Dataset records

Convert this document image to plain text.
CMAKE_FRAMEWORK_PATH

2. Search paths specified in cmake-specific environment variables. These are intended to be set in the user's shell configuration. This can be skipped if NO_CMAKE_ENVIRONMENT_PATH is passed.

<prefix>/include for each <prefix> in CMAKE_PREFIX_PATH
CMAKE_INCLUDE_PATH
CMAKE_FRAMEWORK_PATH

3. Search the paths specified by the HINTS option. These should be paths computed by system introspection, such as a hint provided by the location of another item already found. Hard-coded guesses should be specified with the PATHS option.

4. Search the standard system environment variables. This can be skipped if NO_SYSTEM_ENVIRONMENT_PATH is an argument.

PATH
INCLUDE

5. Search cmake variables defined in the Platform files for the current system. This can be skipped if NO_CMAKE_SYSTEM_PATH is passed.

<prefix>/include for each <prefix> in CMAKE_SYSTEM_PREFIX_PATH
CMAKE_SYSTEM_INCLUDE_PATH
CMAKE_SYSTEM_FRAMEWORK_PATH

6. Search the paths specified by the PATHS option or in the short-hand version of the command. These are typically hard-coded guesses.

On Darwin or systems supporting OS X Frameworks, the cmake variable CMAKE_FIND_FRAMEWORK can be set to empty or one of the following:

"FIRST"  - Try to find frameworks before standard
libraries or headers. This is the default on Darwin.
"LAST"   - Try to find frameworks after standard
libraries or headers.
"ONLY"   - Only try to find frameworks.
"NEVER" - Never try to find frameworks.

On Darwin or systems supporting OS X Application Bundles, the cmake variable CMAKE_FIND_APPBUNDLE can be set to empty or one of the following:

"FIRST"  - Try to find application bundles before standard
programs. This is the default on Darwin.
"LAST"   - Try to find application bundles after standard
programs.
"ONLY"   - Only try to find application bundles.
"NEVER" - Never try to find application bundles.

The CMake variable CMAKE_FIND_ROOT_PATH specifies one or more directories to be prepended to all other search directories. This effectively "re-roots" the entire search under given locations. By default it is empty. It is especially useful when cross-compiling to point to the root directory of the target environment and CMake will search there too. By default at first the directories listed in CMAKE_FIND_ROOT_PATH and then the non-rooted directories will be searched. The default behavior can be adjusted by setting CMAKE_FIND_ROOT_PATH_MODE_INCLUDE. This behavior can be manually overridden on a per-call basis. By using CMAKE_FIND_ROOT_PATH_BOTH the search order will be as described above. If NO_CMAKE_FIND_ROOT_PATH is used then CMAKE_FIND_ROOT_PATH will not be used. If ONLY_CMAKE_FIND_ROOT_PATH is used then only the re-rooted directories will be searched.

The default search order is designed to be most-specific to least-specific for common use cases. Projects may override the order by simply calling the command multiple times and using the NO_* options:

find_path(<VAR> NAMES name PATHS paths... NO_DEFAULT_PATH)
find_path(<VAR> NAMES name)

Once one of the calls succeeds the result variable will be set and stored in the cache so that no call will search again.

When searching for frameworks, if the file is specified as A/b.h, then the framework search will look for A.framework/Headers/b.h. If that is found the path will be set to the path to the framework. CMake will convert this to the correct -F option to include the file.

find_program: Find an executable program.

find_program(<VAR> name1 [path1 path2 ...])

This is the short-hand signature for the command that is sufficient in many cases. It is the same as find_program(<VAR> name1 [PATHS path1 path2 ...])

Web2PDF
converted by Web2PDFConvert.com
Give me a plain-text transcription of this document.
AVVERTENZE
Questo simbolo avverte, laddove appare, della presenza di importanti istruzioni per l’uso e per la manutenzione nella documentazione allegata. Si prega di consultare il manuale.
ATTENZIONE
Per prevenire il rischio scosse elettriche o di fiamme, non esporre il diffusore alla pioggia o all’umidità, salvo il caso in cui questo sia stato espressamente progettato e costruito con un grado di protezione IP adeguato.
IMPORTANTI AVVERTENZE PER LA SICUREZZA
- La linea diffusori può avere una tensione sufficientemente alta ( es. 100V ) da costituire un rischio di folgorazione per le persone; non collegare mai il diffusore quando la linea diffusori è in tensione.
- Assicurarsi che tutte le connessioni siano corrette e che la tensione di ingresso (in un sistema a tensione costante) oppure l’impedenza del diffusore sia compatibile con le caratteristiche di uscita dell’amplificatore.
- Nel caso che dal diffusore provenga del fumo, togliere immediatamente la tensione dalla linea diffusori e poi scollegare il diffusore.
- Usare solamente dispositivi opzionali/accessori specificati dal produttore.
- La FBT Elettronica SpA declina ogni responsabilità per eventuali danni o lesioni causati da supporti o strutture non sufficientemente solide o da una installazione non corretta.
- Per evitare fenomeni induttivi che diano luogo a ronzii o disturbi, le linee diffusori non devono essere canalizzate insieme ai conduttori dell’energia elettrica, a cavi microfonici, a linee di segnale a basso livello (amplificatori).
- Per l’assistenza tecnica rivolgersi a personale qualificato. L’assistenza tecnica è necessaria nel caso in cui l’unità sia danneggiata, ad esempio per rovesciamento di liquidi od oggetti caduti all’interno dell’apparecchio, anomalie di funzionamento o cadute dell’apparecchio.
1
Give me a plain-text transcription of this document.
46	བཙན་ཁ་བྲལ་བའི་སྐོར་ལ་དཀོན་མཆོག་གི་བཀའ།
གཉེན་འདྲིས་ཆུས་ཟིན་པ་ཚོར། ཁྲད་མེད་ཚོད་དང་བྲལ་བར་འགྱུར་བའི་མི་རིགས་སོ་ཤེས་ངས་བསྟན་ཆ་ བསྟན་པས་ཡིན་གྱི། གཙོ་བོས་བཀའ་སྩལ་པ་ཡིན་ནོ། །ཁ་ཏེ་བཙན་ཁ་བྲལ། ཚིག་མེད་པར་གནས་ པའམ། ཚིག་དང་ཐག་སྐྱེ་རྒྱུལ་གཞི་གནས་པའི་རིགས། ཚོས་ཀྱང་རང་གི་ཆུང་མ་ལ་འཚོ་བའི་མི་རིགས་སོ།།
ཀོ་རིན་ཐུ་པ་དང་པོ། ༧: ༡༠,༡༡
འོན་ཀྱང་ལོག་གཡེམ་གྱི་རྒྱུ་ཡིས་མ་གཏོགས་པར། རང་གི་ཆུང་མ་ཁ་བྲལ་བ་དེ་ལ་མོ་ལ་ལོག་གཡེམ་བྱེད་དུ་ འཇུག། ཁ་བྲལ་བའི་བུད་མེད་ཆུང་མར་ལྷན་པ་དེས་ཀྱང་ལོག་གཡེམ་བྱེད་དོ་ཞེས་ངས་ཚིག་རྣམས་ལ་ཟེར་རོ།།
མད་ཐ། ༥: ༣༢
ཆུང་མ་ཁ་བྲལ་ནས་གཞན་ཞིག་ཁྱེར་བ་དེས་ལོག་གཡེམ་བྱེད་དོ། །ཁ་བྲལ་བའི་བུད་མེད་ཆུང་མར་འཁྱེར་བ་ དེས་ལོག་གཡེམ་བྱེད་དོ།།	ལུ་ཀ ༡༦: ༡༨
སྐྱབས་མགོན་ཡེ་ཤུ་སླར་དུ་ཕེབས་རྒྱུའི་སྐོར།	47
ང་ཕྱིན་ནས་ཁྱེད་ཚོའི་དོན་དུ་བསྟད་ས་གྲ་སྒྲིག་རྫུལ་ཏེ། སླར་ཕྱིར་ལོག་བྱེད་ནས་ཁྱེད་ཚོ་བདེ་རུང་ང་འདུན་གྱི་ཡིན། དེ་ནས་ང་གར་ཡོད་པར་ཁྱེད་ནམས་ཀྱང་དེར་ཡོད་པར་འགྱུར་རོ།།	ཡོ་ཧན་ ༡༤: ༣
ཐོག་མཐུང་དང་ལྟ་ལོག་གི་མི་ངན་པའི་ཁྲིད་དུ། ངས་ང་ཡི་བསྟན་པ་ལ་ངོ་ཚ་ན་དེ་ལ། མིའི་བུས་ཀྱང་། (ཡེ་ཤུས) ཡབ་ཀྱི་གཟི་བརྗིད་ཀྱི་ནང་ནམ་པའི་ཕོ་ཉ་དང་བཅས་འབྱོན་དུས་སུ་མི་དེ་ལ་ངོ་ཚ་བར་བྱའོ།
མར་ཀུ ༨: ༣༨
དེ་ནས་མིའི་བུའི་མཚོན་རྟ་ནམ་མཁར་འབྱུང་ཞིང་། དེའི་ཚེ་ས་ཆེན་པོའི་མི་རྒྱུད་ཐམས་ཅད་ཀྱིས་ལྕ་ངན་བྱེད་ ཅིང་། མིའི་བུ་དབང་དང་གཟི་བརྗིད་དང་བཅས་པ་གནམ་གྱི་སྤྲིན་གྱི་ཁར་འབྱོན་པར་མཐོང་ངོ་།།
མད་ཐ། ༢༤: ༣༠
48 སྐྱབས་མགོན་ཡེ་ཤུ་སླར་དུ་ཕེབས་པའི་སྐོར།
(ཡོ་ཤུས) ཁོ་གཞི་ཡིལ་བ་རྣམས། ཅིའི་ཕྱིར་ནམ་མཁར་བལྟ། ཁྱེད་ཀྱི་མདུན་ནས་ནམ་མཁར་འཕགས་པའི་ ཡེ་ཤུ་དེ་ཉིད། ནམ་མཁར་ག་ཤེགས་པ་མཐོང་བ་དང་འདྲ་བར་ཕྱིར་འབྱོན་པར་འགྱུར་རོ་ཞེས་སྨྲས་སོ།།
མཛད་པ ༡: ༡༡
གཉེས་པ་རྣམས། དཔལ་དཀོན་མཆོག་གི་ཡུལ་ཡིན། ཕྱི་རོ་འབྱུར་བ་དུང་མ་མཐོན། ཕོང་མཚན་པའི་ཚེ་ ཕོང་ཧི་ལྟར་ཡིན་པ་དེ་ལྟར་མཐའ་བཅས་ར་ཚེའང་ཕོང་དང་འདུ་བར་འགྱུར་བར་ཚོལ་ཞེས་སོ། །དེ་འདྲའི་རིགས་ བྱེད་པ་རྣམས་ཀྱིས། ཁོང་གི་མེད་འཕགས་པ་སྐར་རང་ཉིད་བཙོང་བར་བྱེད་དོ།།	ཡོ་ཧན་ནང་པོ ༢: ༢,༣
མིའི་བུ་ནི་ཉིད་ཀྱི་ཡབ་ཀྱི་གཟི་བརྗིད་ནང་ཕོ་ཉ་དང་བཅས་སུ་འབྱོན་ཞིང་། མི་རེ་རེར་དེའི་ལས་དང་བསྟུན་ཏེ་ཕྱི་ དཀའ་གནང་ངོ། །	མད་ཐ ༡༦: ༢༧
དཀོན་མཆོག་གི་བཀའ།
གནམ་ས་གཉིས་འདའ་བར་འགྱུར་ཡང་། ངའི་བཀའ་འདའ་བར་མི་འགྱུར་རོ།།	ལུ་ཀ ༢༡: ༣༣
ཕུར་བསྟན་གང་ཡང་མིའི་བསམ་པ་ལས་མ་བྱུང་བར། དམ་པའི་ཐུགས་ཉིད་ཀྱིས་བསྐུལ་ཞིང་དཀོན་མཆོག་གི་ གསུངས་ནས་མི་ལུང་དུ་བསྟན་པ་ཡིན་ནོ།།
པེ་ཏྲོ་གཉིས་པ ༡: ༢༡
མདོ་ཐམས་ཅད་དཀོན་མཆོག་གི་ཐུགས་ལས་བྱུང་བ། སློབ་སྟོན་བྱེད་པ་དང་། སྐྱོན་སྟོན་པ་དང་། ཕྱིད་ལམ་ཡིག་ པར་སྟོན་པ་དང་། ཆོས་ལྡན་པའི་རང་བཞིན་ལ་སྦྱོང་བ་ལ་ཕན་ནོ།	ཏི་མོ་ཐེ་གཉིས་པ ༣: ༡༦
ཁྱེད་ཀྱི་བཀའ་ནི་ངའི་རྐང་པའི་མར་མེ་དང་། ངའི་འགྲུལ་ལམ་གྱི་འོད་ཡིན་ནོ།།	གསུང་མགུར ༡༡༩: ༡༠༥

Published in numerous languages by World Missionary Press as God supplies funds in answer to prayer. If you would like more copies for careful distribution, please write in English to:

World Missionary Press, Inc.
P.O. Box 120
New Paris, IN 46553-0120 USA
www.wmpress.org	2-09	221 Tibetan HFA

Written request
Tally up the lines holding the word "supporting" in the data above, and answer with that figure only.

Result
2